§ **RECORDS FOR PROCESSING**:
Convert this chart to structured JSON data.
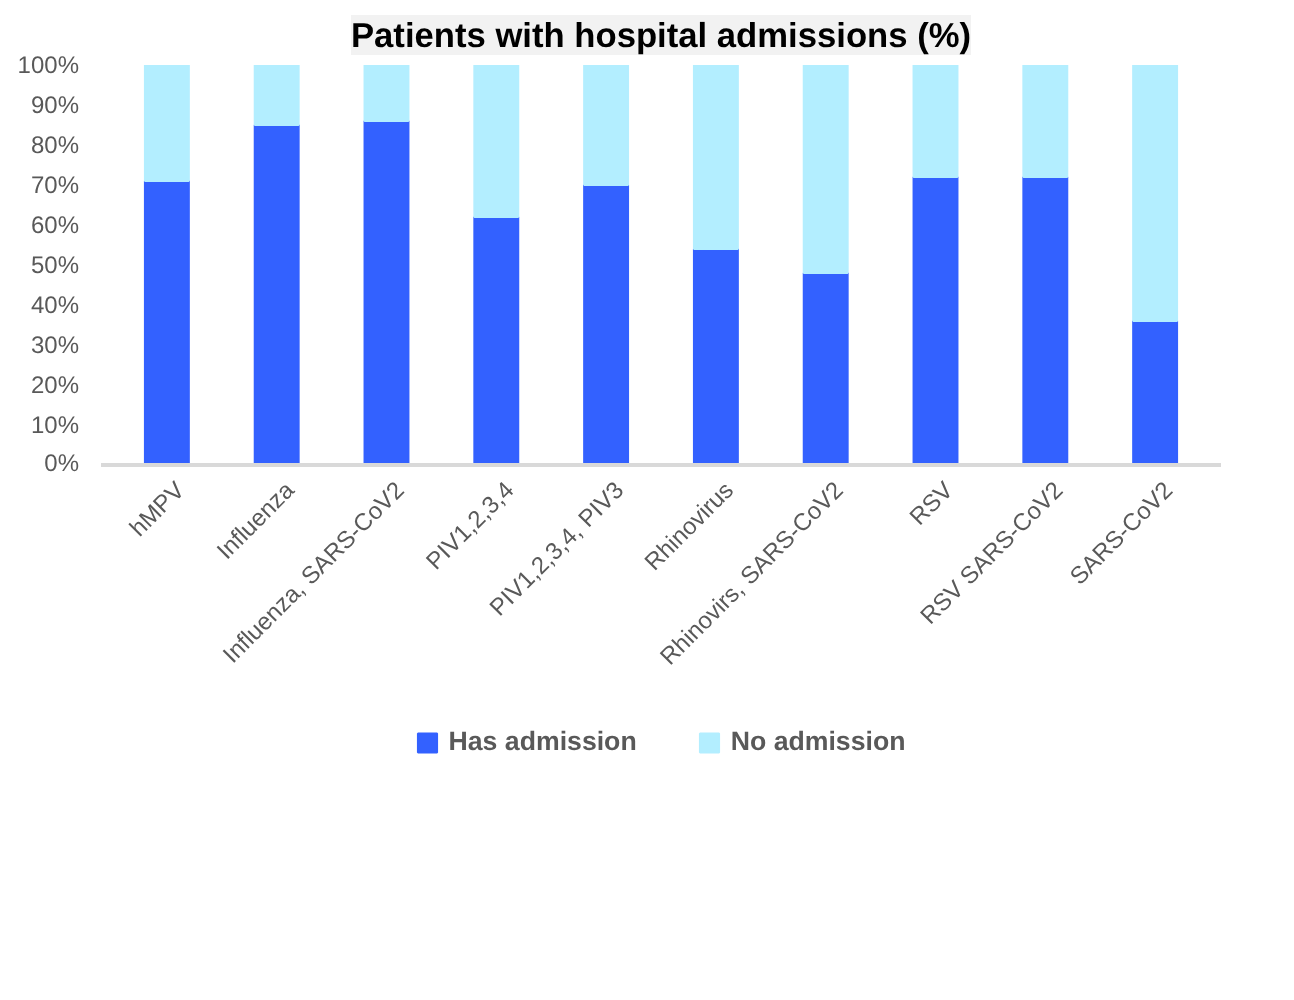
{
  "chart_data": {
    "type": "bar",
    "title": "Patients with hospital admissions (%)",
    "stacked": true,
    "categories": [
      "hMPV",
      "Influenza",
      "Influenza, SARS-CoV2",
      "PIV1,2,3,4",
      "PIV1,2,3,4, PIV3",
      "Rhinovirus",
      "Rhinovirs, SARS-CoV2",
      "RSV",
      "RSV SARS-CoV2",
      "SARS-CoV2"
    ],
    "series": [
      {
        "name": "Has admission",
        "color": "#3361ff",
        "values": [
          71,
          85,
          86,
          62,
          70,
          54,
          48,
          72,
          72,
          36
        ]
      },
      {
        "name": "No admission",
        "color": "#b3eeff",
        "values": [
          29,
          15,
          14,
          38,
          30,
          46,
          52,
          28,
          28,
          64
        ]
      }
    ],
    "ylim": [
      0,
      100
    ],
    "yticks": [
      {
        "value": 0,
        "label": "0%"
      },
      {
        "value": 10,
        "label": "10%"
      },
      {
        "value": 20,
        "label": "20%"
      },
      {
        "value": 30,
        "label": "30%"
      },
      {
        "value": 40,
        "label": "40%"
      },
      {
        "value": 50,
        "label": "50%"
      },
      {
        "value": 60,
        "label": "60%"
      },
      {
        "value": 70,
        "label": "70%"
      },
      {
        "value": 80,
        "label": "80%"
      },
      {
        "value": 90,
        "label": "90%"
      },
      {
        "value": 100,
        "label": "100%"
      }
    ],
    "grid": false,
    "legend": "bottom"
  }
}
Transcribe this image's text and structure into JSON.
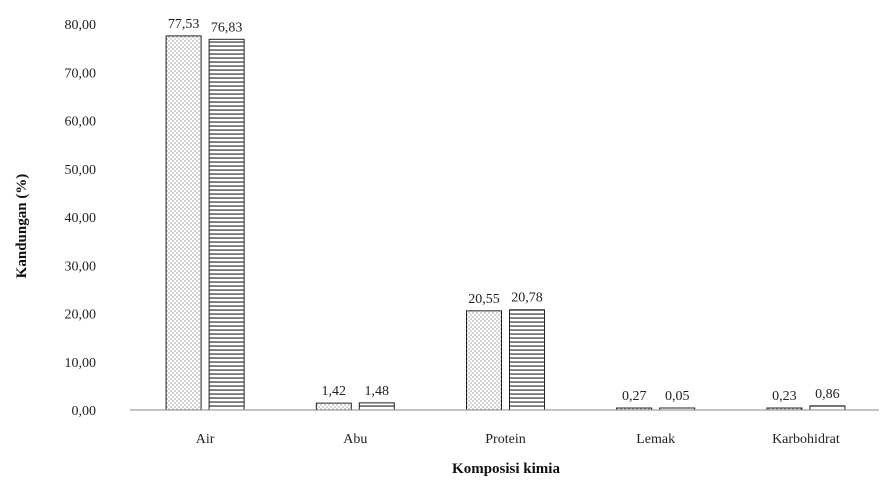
{
  "chart_data": {
    "type": "bar",
    "title": "",
    "xlabel": "Komposisi kimia",
    "ylabel": "Kandungan (%)",
    "ylim": [
      0,
      80
    ],
    "y_tick_step": 10,
    "y_ticks": [
      "0,00",
      "10,00",
      "20,00",
      "30,00",
      "40,00",
      "50,00",
      "60,00",
      "70,00",
      "80,00"
    ],
    "grid": false,
    "legend": "none",
    "categories": [
      "Air",
      "Abu",
      "Protein",
      "Lemak",
      "Karbohidrat"
    ],
    "series": [
      {
        "pattern": "dotted",
        "values": [
          77.53,
          1.42,
          20.55,
          0.27,
          0.23
        ],
        "labels": [
          "77,53",
          "1,42",
          "20,55",
          "0,27",
          "0,23"
        ]
      },
      {
        "pattern": "horizontal-lines",
        "values": [
          76.83,
          1.48,
          20.78,
          0.05,
          0.86
        ],
        "labels": [
          "76,83",
          "1,48",
          "20,78",
          "0,05",
          "0,86"
        ]
      }
    ],
    "colors": {
      "bar_fill": "#ffffff",
      "bar_stroke": "#222222",
      "axis": "#888888",
      "text": "#222222"
    }
  }
}
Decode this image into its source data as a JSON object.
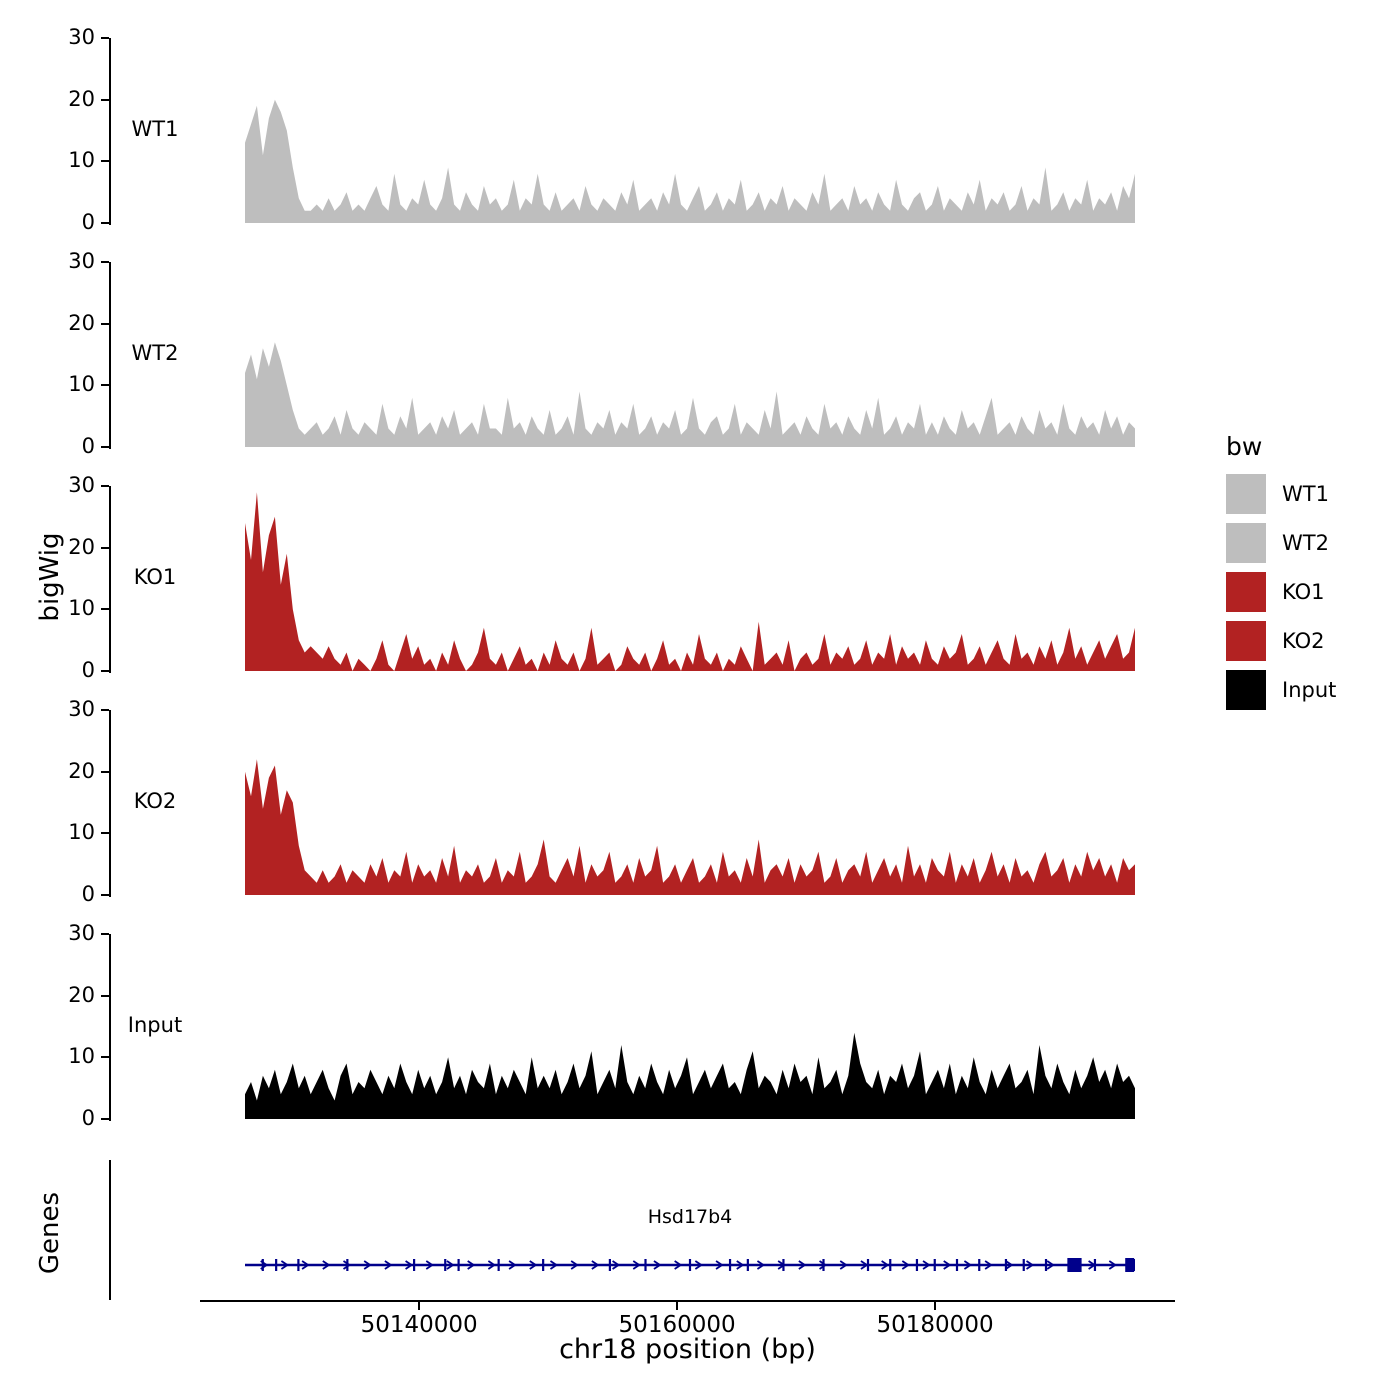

§ **WHAT YOU SHOULD DO**:
Would you repeat the listing above exactly, minus the images?

§ **EXPECTED OUTPUT**:
Convert this chart to structured JSON data.
{
  "chart_data": {
    "type": "bar",
    "title": "Patients with hospital admissions (%)",
    "stacked": true,
    "categories": [
      "hMPV",
      "Influenza",
      "Influenza, SARS-CoV2",
      "PIV1,2,3,4",
      "PIV1,2,3,4, PIV3",
      "Rhinovirus",
      "Rhinovirs, SARS-CoV2",
      "RSV",
      "RSV SARS-CoV2",
      "SARS-CoV2"
    ],
    "series": [
      {
        "name": "Has admission",
        "color": "#3361ff",
        "values": [
          71,
          85,
          86,
          62,
          70,
          54,
          48,
          72,
          72,
          36
        ]
      },
      {
        "name": "No admission",
        "color": "#b3eeff",
        "values": [
          29,
          15,
          14,
          38,
          30,
          46,
          52,
          28,
          28,
          64
        ]
      }
    ],
    "ylim": [
      0,
      100
    ],
    "yticks": [
      {
        "value": 0,
        "label": "0%"
      },
      {
        "value": 10,
        "label": "10%"
      },
      {
        "value": 20,
        "label": "20%"
      },
      {
        "value": 30,
        "label": "30%"
      },
      {
        "value": 40,
        "label": "40%"
      },
      {
        "value": 50,
        "label": "50%"
      },
      {
        "value": 60,
        "label": "60%"
      },
      {
        "value": 70,
        "label": "70%"
      },
      {
        "value": 80,
        "label": "80%"
      },
      {
        "value": 90,
        "label": "90%"
      },
      {
        "value": 100,
        "label": "100%"
      }
    ],
    "grid": false,
    "legend": "bottom"
  }
}
Transcribe this image's text and structure into JSON.
{
  "chart_data": {
    "type": "bar",
    "title": "",
    "xlabel": "Komposisi kimia",
    "ylabel": "Kandungan (%)",
    "ylim": [
      0,
      80
    ],
    "y_tick_step": 10,
    "y_ticks": [
      "0,00",
      "10,00",
      "20,00",
      "30,00",
      "40,00",
      "50,00",
      "60,00",
      "70,00",
      "80,00"
    ],
    "grid": false,
    "legend": "none",
    "categories": [
      "Air",
      "Abu",
      "Protein",
      "Lemak",
      "Karbohidrat"
    ],
    "series": [
      {
        "pattern": "dotted",
        "values": [
          77.53,
          1.42,
          20.55,
          0.27,
          0.23
        ],
        "labels": [
          "77,53",
          "1,42",
          "20,55",
          "0,27",
          "0,23"
        ]
      },
      {
        "pattern": "horizontal-lines",
        "values": [
          76.83,
          1.48,
          20.78,
          0.05,
          0.86
        ],
        "labels": [
          "76,83",
          "1,48",
          "20,78",
          "0,05",
          "0,86"
        ]
      }
    ],
    "colors": {
      "bar_fill": "#ffffff",
      "bar_stroke": "#222222",
      "axis": "#888888",
      "text": "#222222"
    }
  }
}
Decode this image into its source data as a JSON object.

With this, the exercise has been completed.